# [Stated problem]
Extract the listing below in full, unchanged.

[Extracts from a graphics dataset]
--------

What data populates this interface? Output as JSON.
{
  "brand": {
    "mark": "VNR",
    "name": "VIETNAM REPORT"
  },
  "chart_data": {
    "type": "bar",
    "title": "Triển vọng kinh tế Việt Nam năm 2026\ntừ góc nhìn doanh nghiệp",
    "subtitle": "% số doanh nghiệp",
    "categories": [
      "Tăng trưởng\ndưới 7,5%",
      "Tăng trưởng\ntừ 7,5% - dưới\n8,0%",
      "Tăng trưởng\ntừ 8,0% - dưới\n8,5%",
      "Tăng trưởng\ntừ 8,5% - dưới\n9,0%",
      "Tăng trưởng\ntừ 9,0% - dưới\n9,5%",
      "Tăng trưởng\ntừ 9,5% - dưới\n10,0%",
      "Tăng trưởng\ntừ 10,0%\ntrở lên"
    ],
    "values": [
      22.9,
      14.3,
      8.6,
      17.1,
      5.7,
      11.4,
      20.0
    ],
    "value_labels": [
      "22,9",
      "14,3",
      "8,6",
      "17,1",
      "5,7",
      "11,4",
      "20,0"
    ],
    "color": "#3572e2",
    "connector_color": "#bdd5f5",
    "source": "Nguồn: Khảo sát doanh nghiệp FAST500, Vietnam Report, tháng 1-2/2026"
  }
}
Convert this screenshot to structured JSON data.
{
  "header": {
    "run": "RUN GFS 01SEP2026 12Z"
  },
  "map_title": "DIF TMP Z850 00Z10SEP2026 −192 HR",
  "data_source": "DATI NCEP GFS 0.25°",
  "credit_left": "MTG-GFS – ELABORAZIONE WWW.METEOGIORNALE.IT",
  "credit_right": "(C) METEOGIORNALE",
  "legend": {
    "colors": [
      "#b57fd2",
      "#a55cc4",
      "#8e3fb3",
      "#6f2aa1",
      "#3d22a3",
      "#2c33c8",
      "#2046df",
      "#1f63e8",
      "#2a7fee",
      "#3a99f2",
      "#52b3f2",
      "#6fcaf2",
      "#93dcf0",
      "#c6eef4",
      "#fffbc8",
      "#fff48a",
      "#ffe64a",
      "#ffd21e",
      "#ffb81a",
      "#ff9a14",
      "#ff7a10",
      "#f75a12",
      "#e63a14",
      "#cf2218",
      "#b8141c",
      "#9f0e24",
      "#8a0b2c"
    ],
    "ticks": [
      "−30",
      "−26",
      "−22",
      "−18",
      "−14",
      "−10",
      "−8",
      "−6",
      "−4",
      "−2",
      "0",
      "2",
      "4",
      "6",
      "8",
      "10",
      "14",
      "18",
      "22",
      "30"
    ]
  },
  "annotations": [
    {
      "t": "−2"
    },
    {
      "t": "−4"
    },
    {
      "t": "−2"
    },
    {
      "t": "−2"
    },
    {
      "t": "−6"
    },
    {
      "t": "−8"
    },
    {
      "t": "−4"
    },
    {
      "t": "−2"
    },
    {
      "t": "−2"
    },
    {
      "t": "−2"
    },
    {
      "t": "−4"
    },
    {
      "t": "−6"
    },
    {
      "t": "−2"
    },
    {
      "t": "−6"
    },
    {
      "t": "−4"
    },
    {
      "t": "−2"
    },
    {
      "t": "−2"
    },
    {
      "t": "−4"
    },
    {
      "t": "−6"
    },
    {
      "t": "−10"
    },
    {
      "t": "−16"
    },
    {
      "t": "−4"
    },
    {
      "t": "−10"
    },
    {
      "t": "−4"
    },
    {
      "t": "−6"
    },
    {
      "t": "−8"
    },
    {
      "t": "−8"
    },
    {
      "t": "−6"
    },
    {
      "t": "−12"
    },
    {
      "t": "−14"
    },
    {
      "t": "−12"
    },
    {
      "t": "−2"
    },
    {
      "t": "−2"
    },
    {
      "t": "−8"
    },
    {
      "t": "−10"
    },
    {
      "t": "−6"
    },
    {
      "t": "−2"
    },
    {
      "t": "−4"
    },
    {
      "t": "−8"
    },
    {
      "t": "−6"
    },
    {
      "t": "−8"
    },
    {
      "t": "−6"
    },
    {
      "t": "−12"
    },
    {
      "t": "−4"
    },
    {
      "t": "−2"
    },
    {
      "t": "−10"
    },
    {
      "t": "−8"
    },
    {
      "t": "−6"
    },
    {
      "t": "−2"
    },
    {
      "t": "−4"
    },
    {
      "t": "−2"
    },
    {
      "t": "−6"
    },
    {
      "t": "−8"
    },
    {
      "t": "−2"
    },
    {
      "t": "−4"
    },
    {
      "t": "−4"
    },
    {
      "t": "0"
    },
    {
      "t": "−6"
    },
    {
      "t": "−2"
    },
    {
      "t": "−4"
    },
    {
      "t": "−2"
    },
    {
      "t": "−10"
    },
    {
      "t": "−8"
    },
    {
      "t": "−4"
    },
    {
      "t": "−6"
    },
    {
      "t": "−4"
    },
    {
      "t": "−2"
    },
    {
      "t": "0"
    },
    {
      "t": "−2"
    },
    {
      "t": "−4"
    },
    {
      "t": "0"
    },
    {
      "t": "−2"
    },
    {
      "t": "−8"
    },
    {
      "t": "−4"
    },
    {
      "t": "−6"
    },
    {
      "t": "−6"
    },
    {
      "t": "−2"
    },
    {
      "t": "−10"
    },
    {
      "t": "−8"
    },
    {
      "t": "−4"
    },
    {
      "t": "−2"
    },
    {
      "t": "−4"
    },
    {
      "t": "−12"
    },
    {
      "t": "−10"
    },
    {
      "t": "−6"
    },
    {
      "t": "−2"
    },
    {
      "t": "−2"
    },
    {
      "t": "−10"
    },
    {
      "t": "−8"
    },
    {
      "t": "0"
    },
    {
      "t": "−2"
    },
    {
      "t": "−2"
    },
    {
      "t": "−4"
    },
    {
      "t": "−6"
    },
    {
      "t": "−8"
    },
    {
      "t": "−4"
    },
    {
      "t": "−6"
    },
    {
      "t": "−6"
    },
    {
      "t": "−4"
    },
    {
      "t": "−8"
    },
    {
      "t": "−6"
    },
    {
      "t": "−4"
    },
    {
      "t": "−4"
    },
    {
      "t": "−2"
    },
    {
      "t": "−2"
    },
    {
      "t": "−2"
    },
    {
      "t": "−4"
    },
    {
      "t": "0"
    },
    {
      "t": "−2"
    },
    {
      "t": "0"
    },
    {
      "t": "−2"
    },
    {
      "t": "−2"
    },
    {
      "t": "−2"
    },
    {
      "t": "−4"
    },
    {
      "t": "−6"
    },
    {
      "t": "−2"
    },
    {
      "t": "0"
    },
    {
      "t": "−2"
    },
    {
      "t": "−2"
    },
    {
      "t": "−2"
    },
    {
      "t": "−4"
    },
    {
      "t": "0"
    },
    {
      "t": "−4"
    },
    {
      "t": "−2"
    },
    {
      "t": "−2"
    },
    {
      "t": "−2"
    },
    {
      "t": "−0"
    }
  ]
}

--------

# [Reply]
What data populates this interface? Output as JSON.
{
  "brand": {
    "mark": "VNR",
    "name": "VIETNAM REPORT"
  },
  "chart_data": {
    "type": "bar",
    "title": "Triển vọng kinh tế Việt Nam năm 2026\ntừ góc nhìn doanh nghiệp",
    "subtitle": "% số doanh nghiệp",
    "categories": [
      "Tăng trưởng\ndưới 7,5%",
      "Tăng trưởng\ntừ 7,5% - dưới\n8,0%",
      "Tăng trưởng\ntừ 8,0% - dưới\n8,5%",
      "Tăng trưởng\ntừ 8,5% - dưới\n9,0%",
      "Tăng trưởng\ntừ 9,0% - dưới\n9,5%",
      "Tăng trưởng\ntừ 9,5% - dưới\n10,0%",
      "Tăng trưởng\ntừ 10,0%\ntrở lên"
    ],
    "values": [
      22.9,
      14.3,
      8.6,
      17.1,
      5.7,
      11.4,
      20.0
    ],
    "value_labels": [
      "22,9",
      "14,3",
      "8,6",
      "17,1",
      "5,7",
      "11,4",
      "20,0"
    ],
    "color": "#3572e2",
    "connector_color": "#bdd5f5",
    "source": "Nguồn: Khảo sát doanh nghiệp FAST500, Vietnam Report, tháng 1-2/2026"
  }
}
Convert this screenshot to structured JSON data.
{
  "header": {
    "run": "RUN GFS 01SEP2026 12Z"
  },
  "map_title": "DIF TMP Z850 00Z10SEP2026 −192 HR",
  "data_source": "DATI NCEP GFS 0.25°",
  "credit_left": "MTG-GFS – ELABORAZIONE WWW.METEOGIORNALE.IT",
  "credit_right": "(C) METEOGIORNALE",
  "legend": {
    "colors": [
      "#b57fd2",
      "#a55cc4",
      "#8e3fb3",
      "#6f2aa1",
      "#3d22a3",
      "#2c33c8",
      "#2046df",
      "#1f63e8",
      "#2a7fee",
      "#3a99f2",
      "#52b3f2",
      "#6fcaf2",
      "#93dcf0",
      "#c6eef4",
      "#fffbc8",
      "#fff48a",
      "#ffe64a",
      "#ffd21e",
      "#ffb81a",
      "#ff9a14",
      "#ff7a10",
      "#f75a12",
      "#e63a14",
      "#cf2218",
      "#b8141c",
      "#9f0e24",
      "#8a0b2c"
    ],
    "ticks": [
      "−30",
      "−26",
      "−22",
      "−18",
      "−14",
      "−10",
      "−8",
      "−6",
      "−4",
      "−2",
      "0",
      "2",
      "4",
      "6",
      "8",
      "10",
      "14",
      "18",
      "22",
      "30"
    ]
  },
  "annotations": [
    {
      "t": "−2"
    },
    {
      "t": "−4"
    },
    {
      "t": "−2"
    },
    {
      "t": "−2"
    },
    {
      "t": "−6"
    },
    {
      "t": "−8"
    },
    {
      "t": "−4"
    },
    {
      "t": "−2"
    },
    {
      "t": "−2"
    },
    {
      "t": "−2"
    },
    {
      "t": "−4"
    },
    {
      "t": "−6"
    },
    {
      "t": "−2"
    },
    {
      "t": "−6"
    },
    {
      "t": "−4"
    },
    {
      "t": "−2"
    },
    {
      "t": "−2"
    },
    {
      "t": "−4"
    },
    {
      "t": "−6"
    },
    {
      "t": "−10"
    },
    {
      "t": "−16"
    },
    {
      "t": "−4"
    },
    {
      "t": "−10"
    },
    {
      "t": "−4"
    },
    {
      "t": "−6"
    },
    {
      "t": "−8"
    },
    {
      "t": "−8"
    },
    {
      "t": "−6"
    },
    {
      "t": "−12"
    },
    {
      "t": "−14"
    },
    {
      "t": "−12"
    },
    {
      "t": "−2"
    },
    {
      "t": "−2"
    },
    {
      "t": "−8"
    },
    {
      "t": "−10"
    },
    {
      "t": "−6"
    },
    {
      "t": "−2"
    },
    {
      "t": "−4"
    },
    {
      "t": "−8"
    },
    {
      "t": "−6"
    },
    {
      "t": "−8"
    },
    {
      "t": "−6"
    },
    {
      "t": "−12"
    },
    {
      "t": "−4"
    },
    {
      "t": "−2"
    },
    {
      "t": "−10"
    },
    {
      "t": "−8"
    },
    {
      "t": "−6"
    },
    {
      "t": "−2"
    },
    {
      "t": "−4"
    },
    {
      "t": "−2"
    },
    {
      "t": "−6"
    },
    {
      "t": "−8"
    },
    {
      "t": "−2"
    },
    {
      "t": "−4"
    },
    {
      "t": "−4"
    },
    {
      "t": "0"
    },
    {
      "t": "−6"
    },
    {
      "t": "−2"
    },
    {
      "t": "−4"
    },
    {
      "t": "−2"
    },
    {
      "t": "−10"
    },
    {
      "t": "−8"
    },
    {
      "t": "−4"
    },
    {
      "t": "−6"
    },
    {
      "t": "−4"
    },
    {
      "t": "−2"
    },
    {
      "t": "0"
    },
    {
      "t": "−2"
    },
    {
      "t": "−4"
    },
    {
      "t": "0"
    },
    {
      "t": "−2"
    },
    {
      "t": "−8"
    },
    {
      "t": "−4"
    },
    {
      "t": "−6"
    },
    {
      "t": "−6"
    },
    {
      "t": "−2"
    },
    {
      "t": "−10"
    },
    {
      "t": "−8"
    },
    {
      "t": "−4"
    },
    {
      "t": "−2"
    },
    {
      "t": "−4"
    },
    {
      "t": "−12"
    },
    {
      "t": "−10"
    },
    {
      "t": "−6"
    },
    {
      "t": "−2"
    },
    {
      "t": "−2"
    },
    {
      "t": "−10"
    },
    {
      "t": "−8"
    },
    {
      "t": "0"
    },
    {
      "t": "−2"
    },
    {
      "t": "−2"
    },
    {
      "t": "−4"
    },
    {
      "t": "−6"
    },
    {
      "t": "−8"
    },
    {
      "t": "−4"
    },
    {
      "t": "−6"
    },
    {
      "t": "−6"
    },
    {
      "t": "−4"
    },
    {
      "t": "−8"
    },
    {
      "t": "−6"
    },
    {
      "t": "−4"
    },
    {
      "t": "−4"
    },
    {
      "t": "−2"
    },
    {
      "t": "−2"
    },
    {
      "t": "−2"
    },
    {
      "t": "−4"
    },
    {
      "t": "0"
    },
    {
      "t": "−2"
    },
    {
      "t": "0"
    },
    {
      "t": "−2"
    },
    {
      "t": "−2"
    },
    {
      "t": "−2"
    },
    {
      "t": "−4"
    },
    {
      "t": "−6"
    },
    {
      "t": "−2"
    },
    {
      "t": "0"
    },
    {
      "t": "−2"
    },
    {
      "t": "−2"
    },
    {
      "t": "−2"
    },
    {
      "t": "−4"
    },
    {
      "t": "0"
    },
    {
      "t": "−4"
    },
    {
      "t": "−2"
    },
    {
      "t": "−2"
    },
    {
      "t": "−2"
    },
    {
      "t": "−0"
    }
  ]
}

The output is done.